TO DO | Track down every line below that holds "treatments" and copy it.

RECORDS TO USE |
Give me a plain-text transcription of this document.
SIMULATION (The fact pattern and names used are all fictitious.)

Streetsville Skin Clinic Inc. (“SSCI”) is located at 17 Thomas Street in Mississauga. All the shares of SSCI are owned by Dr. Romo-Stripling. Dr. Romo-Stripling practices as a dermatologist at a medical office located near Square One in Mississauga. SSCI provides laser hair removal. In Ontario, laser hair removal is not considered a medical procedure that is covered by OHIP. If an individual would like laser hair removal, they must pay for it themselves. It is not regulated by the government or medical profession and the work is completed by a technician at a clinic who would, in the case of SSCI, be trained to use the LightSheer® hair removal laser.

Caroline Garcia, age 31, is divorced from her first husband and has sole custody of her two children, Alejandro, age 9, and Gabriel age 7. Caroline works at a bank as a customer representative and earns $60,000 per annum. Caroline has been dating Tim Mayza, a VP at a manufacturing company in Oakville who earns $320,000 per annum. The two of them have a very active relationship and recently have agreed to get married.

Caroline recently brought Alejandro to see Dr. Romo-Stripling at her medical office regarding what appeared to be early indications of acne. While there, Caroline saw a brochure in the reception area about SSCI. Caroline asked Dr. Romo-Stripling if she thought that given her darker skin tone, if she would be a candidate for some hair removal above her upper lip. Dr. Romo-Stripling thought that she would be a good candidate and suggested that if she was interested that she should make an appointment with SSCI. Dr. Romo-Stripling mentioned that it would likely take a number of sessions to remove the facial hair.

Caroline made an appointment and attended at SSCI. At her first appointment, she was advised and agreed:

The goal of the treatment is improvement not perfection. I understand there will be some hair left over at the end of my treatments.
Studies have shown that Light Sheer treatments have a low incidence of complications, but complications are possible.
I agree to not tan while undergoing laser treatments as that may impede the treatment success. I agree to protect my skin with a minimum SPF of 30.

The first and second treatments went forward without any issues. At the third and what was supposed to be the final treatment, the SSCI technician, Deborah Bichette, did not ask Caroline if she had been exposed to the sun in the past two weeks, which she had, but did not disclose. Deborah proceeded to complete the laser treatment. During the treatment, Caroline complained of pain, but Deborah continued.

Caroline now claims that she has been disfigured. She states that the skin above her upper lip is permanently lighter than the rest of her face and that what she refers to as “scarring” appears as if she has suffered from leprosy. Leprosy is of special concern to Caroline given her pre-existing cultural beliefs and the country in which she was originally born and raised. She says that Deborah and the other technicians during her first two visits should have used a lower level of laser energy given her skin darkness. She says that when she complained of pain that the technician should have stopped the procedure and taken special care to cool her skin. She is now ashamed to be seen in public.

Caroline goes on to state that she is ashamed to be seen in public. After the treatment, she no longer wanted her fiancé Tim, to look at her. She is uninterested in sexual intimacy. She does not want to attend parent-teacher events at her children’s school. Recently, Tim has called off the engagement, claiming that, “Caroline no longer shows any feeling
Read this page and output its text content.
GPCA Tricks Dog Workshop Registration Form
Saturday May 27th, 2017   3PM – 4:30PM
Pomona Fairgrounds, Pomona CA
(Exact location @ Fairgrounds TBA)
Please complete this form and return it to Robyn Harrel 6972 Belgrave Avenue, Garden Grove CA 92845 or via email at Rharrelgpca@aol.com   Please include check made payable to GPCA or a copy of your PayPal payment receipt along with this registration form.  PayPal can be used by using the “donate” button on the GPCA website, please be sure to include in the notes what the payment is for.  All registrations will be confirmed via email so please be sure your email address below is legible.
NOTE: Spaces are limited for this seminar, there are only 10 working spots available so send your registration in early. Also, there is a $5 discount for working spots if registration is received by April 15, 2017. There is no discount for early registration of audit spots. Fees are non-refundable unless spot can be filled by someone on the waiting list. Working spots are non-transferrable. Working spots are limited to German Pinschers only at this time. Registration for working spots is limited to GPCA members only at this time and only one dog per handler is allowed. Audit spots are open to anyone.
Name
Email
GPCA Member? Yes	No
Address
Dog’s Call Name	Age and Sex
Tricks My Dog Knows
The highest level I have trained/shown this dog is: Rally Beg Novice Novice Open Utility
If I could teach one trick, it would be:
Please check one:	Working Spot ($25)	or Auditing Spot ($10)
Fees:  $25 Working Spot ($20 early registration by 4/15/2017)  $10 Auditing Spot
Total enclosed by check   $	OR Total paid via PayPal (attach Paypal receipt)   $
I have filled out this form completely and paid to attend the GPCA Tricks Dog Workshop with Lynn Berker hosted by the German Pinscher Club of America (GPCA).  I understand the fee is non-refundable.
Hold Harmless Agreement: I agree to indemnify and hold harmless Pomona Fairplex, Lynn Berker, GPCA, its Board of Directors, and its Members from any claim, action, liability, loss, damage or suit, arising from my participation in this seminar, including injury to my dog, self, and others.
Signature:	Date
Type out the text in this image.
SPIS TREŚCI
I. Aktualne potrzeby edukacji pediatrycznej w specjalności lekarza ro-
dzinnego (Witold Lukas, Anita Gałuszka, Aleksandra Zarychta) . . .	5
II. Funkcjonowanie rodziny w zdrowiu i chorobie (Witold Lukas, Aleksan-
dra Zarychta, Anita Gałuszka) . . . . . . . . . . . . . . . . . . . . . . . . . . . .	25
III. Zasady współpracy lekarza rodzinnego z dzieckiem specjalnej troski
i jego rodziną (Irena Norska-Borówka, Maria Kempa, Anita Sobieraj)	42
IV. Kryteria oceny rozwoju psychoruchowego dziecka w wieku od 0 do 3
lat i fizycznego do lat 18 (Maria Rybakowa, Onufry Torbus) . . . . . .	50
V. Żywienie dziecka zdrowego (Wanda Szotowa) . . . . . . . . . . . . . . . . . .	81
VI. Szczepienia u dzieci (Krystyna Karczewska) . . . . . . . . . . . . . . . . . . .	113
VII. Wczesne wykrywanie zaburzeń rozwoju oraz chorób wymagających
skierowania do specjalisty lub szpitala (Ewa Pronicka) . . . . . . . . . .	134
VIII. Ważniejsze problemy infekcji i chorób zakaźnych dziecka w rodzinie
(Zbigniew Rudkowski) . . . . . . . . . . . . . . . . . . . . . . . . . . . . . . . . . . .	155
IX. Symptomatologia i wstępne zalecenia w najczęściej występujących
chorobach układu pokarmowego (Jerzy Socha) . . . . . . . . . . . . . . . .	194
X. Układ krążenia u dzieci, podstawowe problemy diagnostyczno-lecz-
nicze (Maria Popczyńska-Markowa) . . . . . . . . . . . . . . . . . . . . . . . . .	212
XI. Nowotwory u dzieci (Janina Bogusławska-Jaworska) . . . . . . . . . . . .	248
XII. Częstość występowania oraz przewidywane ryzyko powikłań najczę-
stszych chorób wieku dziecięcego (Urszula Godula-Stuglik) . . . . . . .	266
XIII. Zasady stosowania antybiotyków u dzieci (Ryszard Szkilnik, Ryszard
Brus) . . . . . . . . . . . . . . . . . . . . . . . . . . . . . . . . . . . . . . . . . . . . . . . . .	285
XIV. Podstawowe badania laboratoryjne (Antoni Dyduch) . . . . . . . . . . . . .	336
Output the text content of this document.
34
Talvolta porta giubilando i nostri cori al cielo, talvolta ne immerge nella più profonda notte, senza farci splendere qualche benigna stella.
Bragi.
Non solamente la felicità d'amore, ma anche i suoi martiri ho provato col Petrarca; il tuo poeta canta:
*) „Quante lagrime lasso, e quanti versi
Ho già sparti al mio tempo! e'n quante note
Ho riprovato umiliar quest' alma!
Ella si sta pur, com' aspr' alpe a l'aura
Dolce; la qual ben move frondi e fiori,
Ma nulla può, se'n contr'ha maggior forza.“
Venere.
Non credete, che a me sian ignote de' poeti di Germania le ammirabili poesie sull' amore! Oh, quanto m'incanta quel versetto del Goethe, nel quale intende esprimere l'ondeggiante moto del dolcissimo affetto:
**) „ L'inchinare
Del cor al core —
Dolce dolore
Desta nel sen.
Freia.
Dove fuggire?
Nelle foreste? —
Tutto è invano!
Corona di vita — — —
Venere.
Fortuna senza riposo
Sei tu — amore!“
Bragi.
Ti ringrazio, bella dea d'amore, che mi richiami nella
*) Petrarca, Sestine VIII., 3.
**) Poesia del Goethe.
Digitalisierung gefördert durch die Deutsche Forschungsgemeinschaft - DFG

RESPONSE TO THIS TASK |
The goal of the treatment is improvement not perfection. I understand there will be some hair left over at the end of my treatments.
Studies have shown that Light Sheer treatments have a low incidence of complications, but complications are possible.
I agree to not tan while undergoing laser treatments as that may impede the treatment success. I agree to protect my skin with a minimum SPF of 30.
The first and second treatments went forward without any issues. At the third and what was supposed to be the final treatment, the SSCI technician, Deborah Bichette, did not ask Caroline if she had been exposed to the sun in the past two weeks, which she had, but did not disclose. Deborah proceeded to complete the laser treatment. During the treatment, Caroline complained of pain, but Deborah continued.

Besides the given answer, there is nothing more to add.